### STORED RECORDS
--- BEGIN ---
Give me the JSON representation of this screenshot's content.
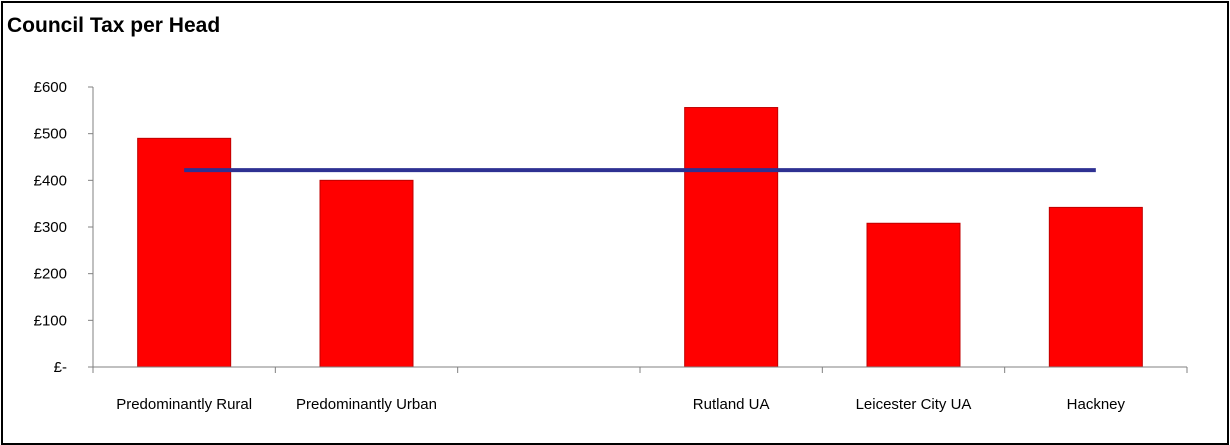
{
  "chart_data": {
    "type": "bar",
    "title": "Council Tax per Head",
    "categories": [
      "Predominantly Rural",
      "Predominantly Urban",
      "",
      "Rutland UA",
      "Leicester City UA",
      "Hackney"
    ],
    "values": [
      490,
      400,
      null,
      556,
      308,
      342
    ],
    "reference_line": 422,
    "ylim": [
      0,
      600
    ],
    "yticks": [
      {
        "value": 0,
        "label": "£-"
      },
      {
        "value": 100,
        "label": "£100"
      },
      {
        "value": 200,
        "label": "£200"
      },
      {
        "value": 300,
        "label": "£300"
      },
      {
        "value": 400,
        "label": "£400"
      },
      {
        "value": 500,
        "label": "£500"
      },
      {
        "value": 600,
        "label": "£600"
      }
    ],
    "xlabel": "",
    "ylabel": "",
    "grid": false,
    "colors": {
      "bar": "#ff0000",
      "bar_border": "#c00000",
      "line": "#2e3192",
      "axis": "#808080"
    }
  }
}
--- END ---
### WHAT TO DO
Copy out each record shown above without alteration, skipping any picture.

### RESPONSE
Give me the JSON representation of this screenshot's content.
{
  "chart_data": {
    "type": "bar",
    "title": "Council Tax per Head",
    "categories": [
      "Predominantly Rural",
      "Predominantly Urban",
      "",
      "Rutland UA",
      "Leicester City UA",
      "Hackney"
    ],
    "values": [
      490,
      400,
      null,
      556,
      308,
      342
    ],
    "reference_line": 422,
    "ylim": [
      0,
      600
    ],
    "yticks": [
      {
        "value": 0,
        "label": "£-"
      },
      {
        "value": 100,
        "label": "£100"
      },
      {
        "value": 200,
        "label": "£200"
      },
      {
        "value": 300,
        "label": "£300"
      },
      {
        "value": 400,
        "label": "£400"
      },
      {
        "value": 500,
        "label": "£500"
      },
      {
        "value": 600,
        "label": "£600"
      }
    ],
    "xlabel": "",
    "ylabel": "",
    "grid": false,
    "colors": {
      "bar": "#ff0000",
      "bar_border": "#c00000",
      "line": "#2e3192",
      "axis": "#808080"
    }
  }
}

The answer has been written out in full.